Output the data that follows exactly, line for line.
==== Excerpted records
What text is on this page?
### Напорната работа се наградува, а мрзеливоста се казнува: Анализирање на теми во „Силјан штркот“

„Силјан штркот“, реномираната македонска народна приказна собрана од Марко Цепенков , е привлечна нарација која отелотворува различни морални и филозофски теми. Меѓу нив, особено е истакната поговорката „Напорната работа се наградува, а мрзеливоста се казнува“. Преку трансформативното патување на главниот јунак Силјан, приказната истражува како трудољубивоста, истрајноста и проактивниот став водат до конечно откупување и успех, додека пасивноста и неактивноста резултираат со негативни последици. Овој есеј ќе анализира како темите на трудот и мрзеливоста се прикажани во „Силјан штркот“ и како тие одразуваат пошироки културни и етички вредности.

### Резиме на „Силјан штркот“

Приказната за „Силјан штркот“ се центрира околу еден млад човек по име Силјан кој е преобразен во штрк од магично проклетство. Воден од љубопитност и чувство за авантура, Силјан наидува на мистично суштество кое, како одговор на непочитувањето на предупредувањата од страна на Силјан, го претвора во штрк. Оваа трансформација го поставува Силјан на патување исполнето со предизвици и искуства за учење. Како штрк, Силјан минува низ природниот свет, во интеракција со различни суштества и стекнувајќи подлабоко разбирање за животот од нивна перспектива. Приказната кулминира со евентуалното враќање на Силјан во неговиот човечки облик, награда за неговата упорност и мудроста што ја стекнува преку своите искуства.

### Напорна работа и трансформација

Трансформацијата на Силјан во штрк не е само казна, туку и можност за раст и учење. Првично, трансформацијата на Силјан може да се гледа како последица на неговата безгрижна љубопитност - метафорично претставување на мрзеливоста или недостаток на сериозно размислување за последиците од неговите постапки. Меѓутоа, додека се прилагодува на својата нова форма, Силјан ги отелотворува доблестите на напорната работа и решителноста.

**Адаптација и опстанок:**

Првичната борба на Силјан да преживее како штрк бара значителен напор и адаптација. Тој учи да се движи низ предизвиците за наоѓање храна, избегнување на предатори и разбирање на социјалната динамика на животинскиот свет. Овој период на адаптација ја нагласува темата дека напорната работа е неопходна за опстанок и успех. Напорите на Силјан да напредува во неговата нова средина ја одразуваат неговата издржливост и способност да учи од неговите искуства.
========
Solution to the problem —
What text is on this page?
### Напорната работа се наградува, а мрзеливоста се казнува: Анализирање на теми во „Силјан штркот“

„Силјан штркот“, реномираната македонска народна приказна собрана од Марко Цепенков , е привлечна нарација која отелотворува различни морални и филозофски теми. Меѓу нив, особено е истакната поговорката „Напорната работа се наградува, а мрзеливоста се казнува“. Преку трансформативното патување на главниот јунак Силјан, приказната истражува како трудољубивоста, истрајноста и проактивниот став водат до конечно откупување и успех, додека пасивноста и неактивноста резултираат со негативни последици. Овој есеј ќе анализира како темите на трудот и мрзеливоста се прикажани во „Силјан штркот“ и како тие одразуваат пошироки културни и етички вредности.

### Резиме на „Силјан штркот“

Приказната за „Силјан штркот“ се центрира околу еден млад човек по име Силјан кој е преобразен во штрк од магично проклетство. Воден од љубопитност и чувство за авантура, Силјан наидува на мистично суштество кое, како одговор на непочитувањето на предупредувањата од страна на Силјан, го претвора во штрк. Оваа трансформација го поставува Силјан на патување исполнето со предизвици и искуства за учење. Како штрк, Силјан минува низ природниот свет, во интеракција со различни суштества и стекнувајќи подлабоко разбирање за животот од нивна перспектива. Приказната кулминира со евентуалното враќање на Силјан во неговиот човечки облик, награда за неговата упорност и мудроста што ја стекнува преку своите искуства.

### Напорна работа и трансформација

Трансформацијата на Силјан во штрк не е само казна, туку и можност за раст и учење. Првично, трансформацијата на Силјан може да се гледа како последица на неговата безгрижна љубопитност - метафорично претставување на мрзеливоста или недостаток на сериозно размислување за последиците од неговите постапки. Меѓутоа, додека се прилагодува на својата нова форма, Силјан ги отелотворува доблестите на напорната работа и решителноста.

**Адаптација и опстанок:**

Првичната борба на Силјан да преживее како штрк бара значителен напор и адаптација. Тој учи да се движи низ предизвиците за наоѓање храна, избегнување на предатори и разбирање на социјалната динамика на животинскиот свет. Овој период на адаптација ја нагласува темата дека напорната работа е неопходна за опстанок и успех. Напорите на Силјан да напредува во неговата нова средина ја одразуваат неговата издржливост и способност да учи од неговите искуства.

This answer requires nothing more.